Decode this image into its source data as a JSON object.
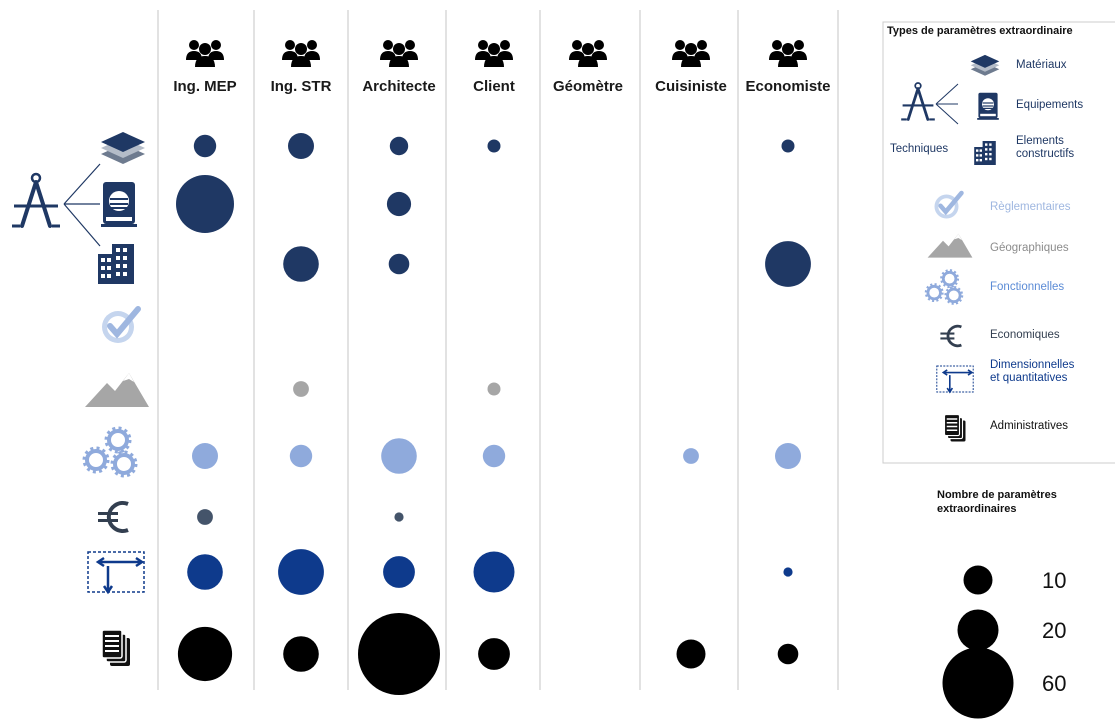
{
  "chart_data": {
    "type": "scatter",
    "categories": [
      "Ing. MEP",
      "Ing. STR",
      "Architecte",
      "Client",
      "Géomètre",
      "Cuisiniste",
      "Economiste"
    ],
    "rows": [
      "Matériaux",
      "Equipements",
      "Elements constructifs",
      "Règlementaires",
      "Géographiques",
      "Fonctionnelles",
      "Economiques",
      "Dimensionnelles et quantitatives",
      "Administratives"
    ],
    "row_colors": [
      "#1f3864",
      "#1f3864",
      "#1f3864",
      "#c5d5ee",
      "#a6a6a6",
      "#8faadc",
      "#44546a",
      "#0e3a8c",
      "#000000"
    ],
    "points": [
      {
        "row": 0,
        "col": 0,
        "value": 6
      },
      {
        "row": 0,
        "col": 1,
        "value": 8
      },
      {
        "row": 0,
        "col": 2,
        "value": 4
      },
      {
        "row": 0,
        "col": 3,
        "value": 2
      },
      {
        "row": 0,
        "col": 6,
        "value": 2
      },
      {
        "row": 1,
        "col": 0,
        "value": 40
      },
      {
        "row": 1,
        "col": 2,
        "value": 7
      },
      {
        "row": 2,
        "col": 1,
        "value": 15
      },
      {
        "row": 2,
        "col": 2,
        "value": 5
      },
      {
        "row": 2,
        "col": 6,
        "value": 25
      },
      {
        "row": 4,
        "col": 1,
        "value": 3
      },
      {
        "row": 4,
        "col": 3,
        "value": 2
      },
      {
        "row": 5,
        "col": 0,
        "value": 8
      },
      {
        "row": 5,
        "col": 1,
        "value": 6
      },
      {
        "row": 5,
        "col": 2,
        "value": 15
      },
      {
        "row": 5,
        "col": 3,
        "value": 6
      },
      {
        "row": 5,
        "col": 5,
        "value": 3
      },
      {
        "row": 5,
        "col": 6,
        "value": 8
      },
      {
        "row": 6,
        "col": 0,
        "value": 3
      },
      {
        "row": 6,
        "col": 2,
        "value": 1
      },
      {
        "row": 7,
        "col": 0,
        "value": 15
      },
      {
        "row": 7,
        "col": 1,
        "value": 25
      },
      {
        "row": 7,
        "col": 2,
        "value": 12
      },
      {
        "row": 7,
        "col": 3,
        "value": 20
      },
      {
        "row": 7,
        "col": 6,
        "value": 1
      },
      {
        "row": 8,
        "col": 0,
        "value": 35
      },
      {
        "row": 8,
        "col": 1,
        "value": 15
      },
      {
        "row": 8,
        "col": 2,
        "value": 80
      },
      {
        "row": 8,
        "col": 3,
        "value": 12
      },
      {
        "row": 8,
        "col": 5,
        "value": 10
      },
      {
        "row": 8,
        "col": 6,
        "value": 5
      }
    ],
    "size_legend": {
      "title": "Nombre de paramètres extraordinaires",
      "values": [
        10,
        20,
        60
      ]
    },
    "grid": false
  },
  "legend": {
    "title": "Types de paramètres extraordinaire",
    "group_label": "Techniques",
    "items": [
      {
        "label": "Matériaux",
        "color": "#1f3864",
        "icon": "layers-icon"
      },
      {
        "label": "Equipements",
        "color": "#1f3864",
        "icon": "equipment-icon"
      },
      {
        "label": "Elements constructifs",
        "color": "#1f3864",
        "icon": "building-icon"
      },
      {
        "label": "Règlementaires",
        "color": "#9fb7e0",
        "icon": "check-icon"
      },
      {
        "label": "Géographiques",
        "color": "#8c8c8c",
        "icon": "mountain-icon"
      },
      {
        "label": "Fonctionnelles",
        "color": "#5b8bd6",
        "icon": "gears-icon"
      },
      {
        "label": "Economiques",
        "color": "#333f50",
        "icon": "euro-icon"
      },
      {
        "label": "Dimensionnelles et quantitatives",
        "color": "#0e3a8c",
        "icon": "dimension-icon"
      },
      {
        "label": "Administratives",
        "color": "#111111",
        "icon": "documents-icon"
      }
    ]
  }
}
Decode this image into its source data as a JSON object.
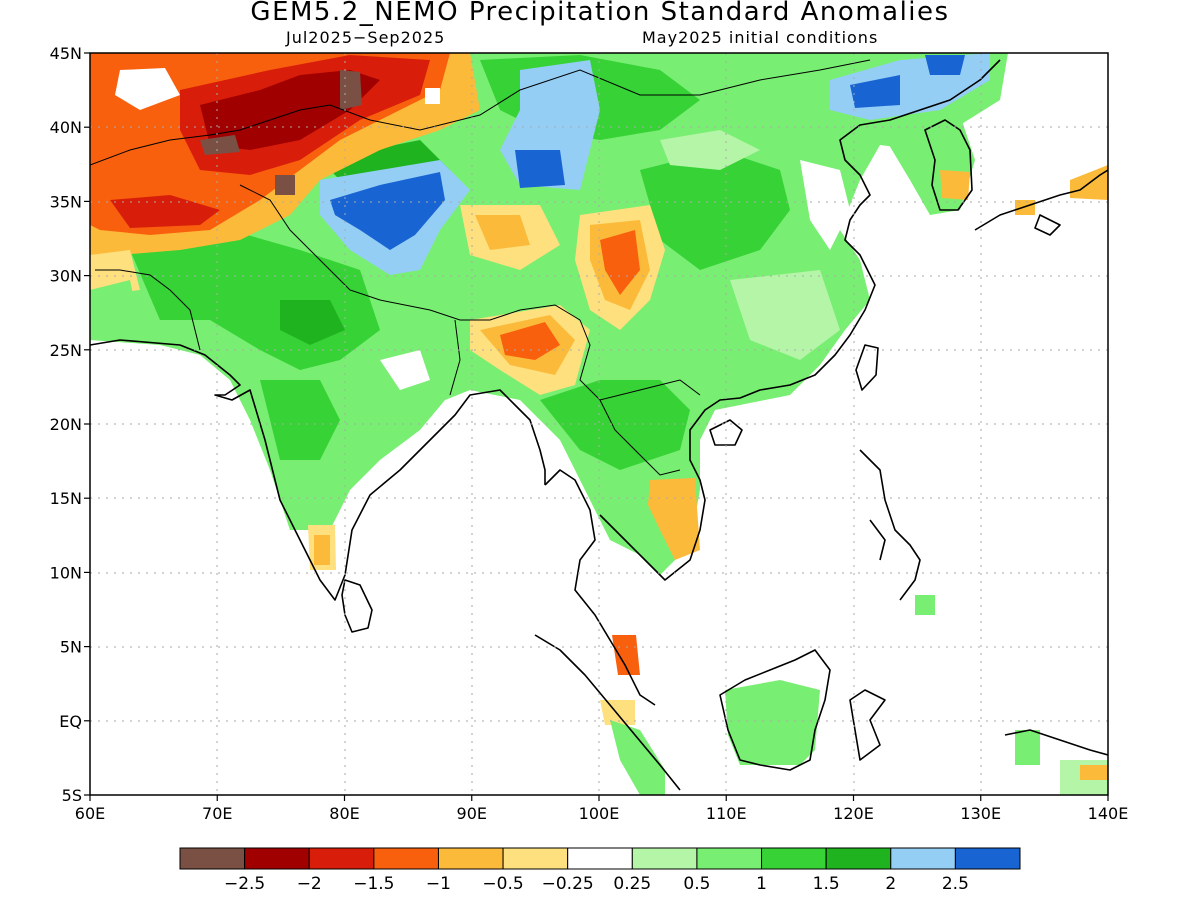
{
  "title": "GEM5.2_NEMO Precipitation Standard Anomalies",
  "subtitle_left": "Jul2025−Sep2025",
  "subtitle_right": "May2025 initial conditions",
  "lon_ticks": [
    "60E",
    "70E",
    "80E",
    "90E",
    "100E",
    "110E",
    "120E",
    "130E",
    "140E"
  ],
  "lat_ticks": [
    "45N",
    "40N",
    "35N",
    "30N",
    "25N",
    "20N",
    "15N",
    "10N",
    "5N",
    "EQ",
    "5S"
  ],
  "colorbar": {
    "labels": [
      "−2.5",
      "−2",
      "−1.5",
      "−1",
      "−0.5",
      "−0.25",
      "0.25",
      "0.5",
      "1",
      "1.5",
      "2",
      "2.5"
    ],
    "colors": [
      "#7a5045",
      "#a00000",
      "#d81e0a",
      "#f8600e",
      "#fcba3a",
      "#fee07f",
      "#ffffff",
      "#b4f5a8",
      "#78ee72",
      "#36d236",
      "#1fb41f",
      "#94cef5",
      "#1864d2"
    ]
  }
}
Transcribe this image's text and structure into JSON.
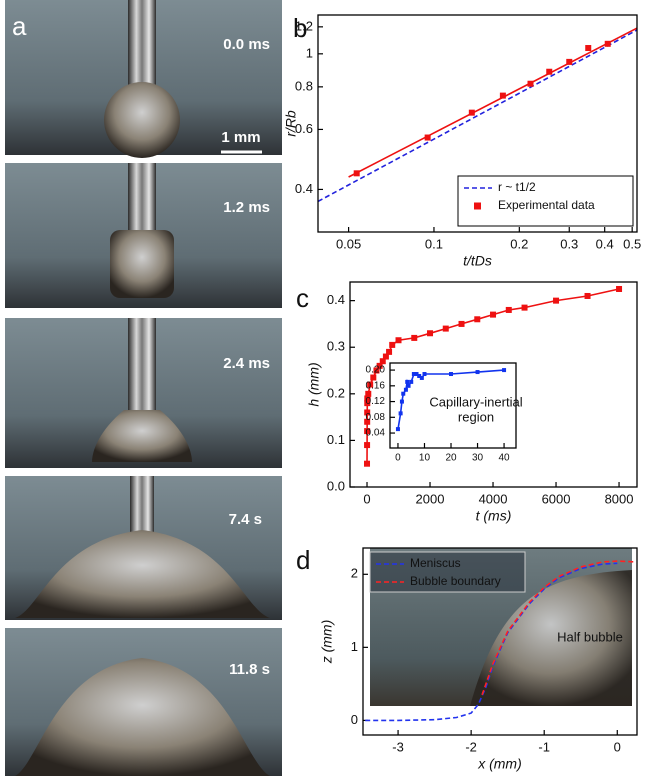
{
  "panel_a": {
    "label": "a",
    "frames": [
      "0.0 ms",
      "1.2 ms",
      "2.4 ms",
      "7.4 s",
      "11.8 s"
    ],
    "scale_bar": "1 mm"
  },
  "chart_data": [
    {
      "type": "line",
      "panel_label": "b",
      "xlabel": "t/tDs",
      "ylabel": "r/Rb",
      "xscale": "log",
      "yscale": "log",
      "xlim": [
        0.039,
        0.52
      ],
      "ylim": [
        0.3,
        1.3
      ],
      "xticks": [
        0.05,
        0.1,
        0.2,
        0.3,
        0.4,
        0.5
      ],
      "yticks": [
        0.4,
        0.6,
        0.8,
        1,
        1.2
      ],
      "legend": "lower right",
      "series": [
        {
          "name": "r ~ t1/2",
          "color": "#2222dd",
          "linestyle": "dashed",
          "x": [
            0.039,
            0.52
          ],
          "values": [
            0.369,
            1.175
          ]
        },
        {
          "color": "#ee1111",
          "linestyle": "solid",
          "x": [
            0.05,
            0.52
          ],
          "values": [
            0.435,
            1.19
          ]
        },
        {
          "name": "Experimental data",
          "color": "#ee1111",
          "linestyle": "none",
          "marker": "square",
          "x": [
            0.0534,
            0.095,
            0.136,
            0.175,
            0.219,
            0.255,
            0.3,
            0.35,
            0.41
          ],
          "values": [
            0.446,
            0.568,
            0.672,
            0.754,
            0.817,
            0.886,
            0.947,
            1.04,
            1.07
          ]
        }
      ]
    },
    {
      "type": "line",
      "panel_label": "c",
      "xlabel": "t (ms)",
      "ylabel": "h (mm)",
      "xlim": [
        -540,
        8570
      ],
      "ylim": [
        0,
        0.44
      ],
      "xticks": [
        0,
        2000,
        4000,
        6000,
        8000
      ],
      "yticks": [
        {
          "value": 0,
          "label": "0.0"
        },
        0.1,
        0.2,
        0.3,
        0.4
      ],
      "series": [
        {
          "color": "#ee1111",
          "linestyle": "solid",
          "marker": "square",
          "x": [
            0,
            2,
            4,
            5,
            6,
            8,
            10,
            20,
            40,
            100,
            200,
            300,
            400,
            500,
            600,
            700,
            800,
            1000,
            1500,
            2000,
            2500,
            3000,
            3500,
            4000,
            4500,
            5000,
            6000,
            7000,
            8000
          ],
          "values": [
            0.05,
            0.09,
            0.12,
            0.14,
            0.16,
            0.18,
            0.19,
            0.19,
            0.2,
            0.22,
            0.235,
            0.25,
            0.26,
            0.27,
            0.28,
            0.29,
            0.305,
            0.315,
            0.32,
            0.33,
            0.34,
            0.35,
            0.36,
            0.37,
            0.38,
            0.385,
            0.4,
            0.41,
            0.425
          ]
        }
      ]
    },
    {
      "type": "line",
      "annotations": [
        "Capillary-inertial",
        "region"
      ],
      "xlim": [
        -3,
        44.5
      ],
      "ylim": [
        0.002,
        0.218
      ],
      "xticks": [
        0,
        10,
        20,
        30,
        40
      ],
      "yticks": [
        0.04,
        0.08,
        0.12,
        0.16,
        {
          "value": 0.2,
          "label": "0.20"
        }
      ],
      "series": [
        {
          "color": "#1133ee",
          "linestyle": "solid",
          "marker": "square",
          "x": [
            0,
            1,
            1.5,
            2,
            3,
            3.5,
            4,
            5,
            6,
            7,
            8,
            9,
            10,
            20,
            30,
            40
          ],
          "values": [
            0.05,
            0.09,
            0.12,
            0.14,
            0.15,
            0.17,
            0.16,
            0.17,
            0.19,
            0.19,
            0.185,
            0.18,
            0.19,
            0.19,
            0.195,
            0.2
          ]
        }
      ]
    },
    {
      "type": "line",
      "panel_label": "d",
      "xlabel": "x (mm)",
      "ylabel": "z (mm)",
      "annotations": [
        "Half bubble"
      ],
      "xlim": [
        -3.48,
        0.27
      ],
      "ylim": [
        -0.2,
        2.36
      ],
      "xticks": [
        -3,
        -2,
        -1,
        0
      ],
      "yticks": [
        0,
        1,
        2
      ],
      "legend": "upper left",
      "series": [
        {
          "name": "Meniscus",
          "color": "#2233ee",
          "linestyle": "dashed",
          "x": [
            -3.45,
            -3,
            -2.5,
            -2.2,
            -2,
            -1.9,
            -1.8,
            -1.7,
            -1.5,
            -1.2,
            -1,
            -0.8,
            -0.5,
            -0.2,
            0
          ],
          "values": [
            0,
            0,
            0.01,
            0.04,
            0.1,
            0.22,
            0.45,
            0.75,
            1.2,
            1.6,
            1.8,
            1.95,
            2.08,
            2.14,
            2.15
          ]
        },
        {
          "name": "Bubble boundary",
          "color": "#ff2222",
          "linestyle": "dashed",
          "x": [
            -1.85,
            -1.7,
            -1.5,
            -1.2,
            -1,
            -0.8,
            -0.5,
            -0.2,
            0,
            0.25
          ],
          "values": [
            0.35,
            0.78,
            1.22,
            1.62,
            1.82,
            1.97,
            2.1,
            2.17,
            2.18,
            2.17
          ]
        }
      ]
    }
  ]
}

**Objective:** Provide only the number of lines in the entries that hold the word "Règlementaires".

**Finished answer:** 2